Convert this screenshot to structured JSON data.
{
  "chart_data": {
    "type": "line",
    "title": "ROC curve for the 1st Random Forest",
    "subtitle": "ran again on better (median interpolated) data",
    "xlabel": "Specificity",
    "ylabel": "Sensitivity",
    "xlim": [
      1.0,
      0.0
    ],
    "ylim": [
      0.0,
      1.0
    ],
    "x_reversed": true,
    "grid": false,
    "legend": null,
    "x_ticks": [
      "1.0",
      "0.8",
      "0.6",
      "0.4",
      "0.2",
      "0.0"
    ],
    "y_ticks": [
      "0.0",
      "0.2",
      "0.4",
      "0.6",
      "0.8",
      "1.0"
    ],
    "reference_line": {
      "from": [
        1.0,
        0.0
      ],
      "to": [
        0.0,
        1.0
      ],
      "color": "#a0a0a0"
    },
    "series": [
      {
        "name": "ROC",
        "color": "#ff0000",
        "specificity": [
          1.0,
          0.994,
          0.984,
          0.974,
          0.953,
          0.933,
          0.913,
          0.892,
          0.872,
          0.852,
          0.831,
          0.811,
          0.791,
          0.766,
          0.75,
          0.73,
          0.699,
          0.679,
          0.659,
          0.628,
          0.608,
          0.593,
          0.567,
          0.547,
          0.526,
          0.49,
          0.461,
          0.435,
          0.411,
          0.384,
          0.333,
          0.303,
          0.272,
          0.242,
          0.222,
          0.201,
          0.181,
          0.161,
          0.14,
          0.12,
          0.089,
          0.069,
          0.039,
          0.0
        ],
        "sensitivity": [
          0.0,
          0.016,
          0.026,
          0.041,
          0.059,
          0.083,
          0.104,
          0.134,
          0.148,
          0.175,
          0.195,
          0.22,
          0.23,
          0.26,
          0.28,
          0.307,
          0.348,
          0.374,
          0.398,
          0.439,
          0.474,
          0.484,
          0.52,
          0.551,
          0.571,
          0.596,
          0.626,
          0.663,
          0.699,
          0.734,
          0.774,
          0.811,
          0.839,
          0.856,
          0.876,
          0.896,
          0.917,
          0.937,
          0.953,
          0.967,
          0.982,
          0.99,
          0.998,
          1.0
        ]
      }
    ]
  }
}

Requirements
Your task is to repeat every entry exactly.

Exercise result
Convert this screenshot to structured JSON data.
{
  "chart_data": {
    "type": "line",
    "title": "ROC curve for the 1st Random Forest",
    "subtitle": "ran again on better (median interpolated) data",
    "xlabel": "Specificity",
    "ylabel": "Sensitivity",
    "xlim": [
      1.0,
      0.0
    ],
    "ylim": [
      0.0,
      1.0
    ],
    "x_reversed": true,
    "grid": false,
    "legend": null,
    "x_ticks": [
      "1.0",
      "0.8",
      "0.6",
      "0.4",
      "0.2",
      "0.0"
    ],
    "y_ticks": [
      "0.0",
      "0.2",
      "0.4",
      "0.6",
      "0.8",
      "1.0"
    ],
    "reference_line": {
      "from": [
        1.0,
        0.0
      ],
      "to": [
        0.0,
        1.0
      ],
      "color": "#a0a0a0"
    },
    "series": [
      {
        "name": "ROC",
        "color": "#ff0000",
        "specificity": [
          1.0,
          0.994,
          0.984,
          0.974,
          0.953,
          0.933,
          0.913,
          0.892,
          0.872,
          0.852,
          0.831,
          0.811,
          0.791,
          0.766,
          0.75,
          0.73,
          0.699,
          0.679,
          0.659,
          0.628,
          0.608,
          0.593,
          0.567,
          0.547,
          0.526,
          0.49,
          0.461,
          0.435,
          0.411,
          0.384,
          0.333,
          0.303,
          0.272,
          0.242,
          0.222,
          0.201,
          0.181,
          0.161,
          0.14,
          0.12,
          0.089,
          0.069,
          0.039,
          0.0
        ],
        "sensitivity": [
          0.0,
          0.016,
          0.026,
          0.041,
          0.059,
          0.083,
          0.104,
          0.134,
          0.148,
          0.175,
          0.195,
          0.22,
          0.23,
          0.26,
          0.28,
          0.307,
          0.348,
          0.374,
          0.398,
          0.439,
          0.474,
          0.484,
          0.52,
          0.551,
          0.571,
          0.596,
          0.626,
          0.663,
          0.699,
          0.734,
          0.774,
          0.811,
          0.839,
          0.856,
          0.876,
          0.896,
          0.917,
          0.937,
          0.953,
          0.967,
          0.982,
          0.99,
          0.998,
          1.0
        ]
      }
    ]
  }
}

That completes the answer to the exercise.